--- Begin DATA FOR PROCESSING ---

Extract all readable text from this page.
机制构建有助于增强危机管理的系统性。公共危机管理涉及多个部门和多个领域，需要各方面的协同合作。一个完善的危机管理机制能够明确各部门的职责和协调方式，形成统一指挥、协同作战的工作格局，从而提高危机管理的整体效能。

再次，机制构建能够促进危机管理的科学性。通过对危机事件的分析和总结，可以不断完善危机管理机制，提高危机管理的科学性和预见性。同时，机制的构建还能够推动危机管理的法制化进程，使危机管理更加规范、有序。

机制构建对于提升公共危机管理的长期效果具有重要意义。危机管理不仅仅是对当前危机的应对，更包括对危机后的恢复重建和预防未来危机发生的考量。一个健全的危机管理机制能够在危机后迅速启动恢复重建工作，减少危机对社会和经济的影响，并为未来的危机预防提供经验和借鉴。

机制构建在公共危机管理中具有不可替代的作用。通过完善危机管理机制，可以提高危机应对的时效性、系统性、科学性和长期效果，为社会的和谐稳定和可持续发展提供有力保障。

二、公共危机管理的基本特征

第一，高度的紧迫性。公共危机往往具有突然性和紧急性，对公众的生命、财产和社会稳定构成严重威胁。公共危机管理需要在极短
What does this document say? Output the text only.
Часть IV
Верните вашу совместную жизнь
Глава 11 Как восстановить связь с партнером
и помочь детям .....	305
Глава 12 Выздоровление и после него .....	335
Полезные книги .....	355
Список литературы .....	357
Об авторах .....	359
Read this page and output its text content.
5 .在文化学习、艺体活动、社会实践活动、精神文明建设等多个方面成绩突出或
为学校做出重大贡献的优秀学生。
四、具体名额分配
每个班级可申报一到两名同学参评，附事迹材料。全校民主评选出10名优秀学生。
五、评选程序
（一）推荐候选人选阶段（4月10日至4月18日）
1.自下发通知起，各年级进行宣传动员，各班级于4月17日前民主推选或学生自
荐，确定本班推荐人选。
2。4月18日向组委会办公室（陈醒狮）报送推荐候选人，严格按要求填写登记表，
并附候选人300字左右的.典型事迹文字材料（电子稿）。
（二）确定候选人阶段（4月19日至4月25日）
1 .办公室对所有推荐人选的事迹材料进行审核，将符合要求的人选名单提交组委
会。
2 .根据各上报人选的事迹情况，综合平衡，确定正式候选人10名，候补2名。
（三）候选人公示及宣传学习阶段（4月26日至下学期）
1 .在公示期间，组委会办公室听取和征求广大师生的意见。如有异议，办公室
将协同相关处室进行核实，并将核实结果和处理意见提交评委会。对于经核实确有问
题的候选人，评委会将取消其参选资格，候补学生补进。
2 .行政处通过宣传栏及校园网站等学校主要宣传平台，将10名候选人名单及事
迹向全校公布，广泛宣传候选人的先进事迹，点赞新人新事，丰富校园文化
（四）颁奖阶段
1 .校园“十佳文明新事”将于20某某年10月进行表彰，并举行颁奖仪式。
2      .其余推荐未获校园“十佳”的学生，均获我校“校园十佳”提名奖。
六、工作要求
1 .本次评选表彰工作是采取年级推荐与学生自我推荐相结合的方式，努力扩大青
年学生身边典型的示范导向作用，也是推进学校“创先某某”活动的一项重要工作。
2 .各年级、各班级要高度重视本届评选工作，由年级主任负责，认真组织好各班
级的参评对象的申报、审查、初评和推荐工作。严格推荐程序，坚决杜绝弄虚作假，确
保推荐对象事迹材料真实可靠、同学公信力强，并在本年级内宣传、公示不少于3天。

--- End DATA FOR PROCESSING ---

EXERCISE REQUIREMENTS :: Quote exactly what appears from the line containing "Read this page and output its text content." through the final line of the listing above, including both of those lines.

RESULT OF THIS EXERCISE ::
Read this page and output its text content.
5 .在文化学习、艺体活动、社会实践活动、精神文明建设等多个方面成绩突出或
为学校做出重大贡献的优秀学生。
四、具体名额分配
每个班级可申报一到两名同学参评，附事迹材料。全校民主评选出10名优秀学生。
五、评选程序
（一）推荐候选人选阶段（4月10日至4月18日）
1.自下发通知起，各年级进行宣传动员，各班级于4月17日前民主推选或学生自
荐，确定本班推荐人选。
2。4月18日向组委会办公室（陈醒狮）报送推荐候选人，严格按要求填写登记表，
并附候选人300字左右的.典型事迹文字材料（电子稿）。
（二）确定候选人阶段（4月19日至4月25日）
1 .办公室对所有推荐人选的事迹材料进行审核，将符合要求的人选名单提交组委
会。
2 .根据各上报人选的事迹情况，综合平衡，确定正式候选人10名，候补2名。
（三）候选人公示及宣传学习阶段（4月26日至下学期）
1 .在公示期间，组委会办公室听取和征求广大师生的意见。如有异议，办公室
将协同相关处室进行核实，并将核实结果和处理意见提交评委会。对于经核实确有问
题的候选人，评委会将取消其参选资格，候补学生补进。
2 .行政处通过宣传栏及校园网站等学校主要宣传平台，将10名候选人名单及事
迹向全校公布，广泛宣传候选人的先进事迹，点赞新人新事，丰富校园文化
（四）颁奖阶段
1 .校园“十佳文明新事”将于20某某年10月进行表彰，并举行颁奖仪式。
2      .其余推荐未获校园“十佳”的学生，均获我校“校园十佳”提名奖。
六、工作要求
1 .本次评选表彰工作是采取年级推荐与学生自我推荐相结合的方式，努力扩大青
年学生身边典型的示范导向作用，也是推进学校“创先某某”活动的一项重要工作。
2 .各年级、各班级要高度重视本届评选工作，由年级主任负责，认真组织好各班
级的参评对象的申报、审查、初评和推荐工作。严格推荐程序，坚决杜绝弄虚作假，确
保推荐对象事迹材料真实可靠、同学公信力强，并在本年级内宣传、公示不少于3天。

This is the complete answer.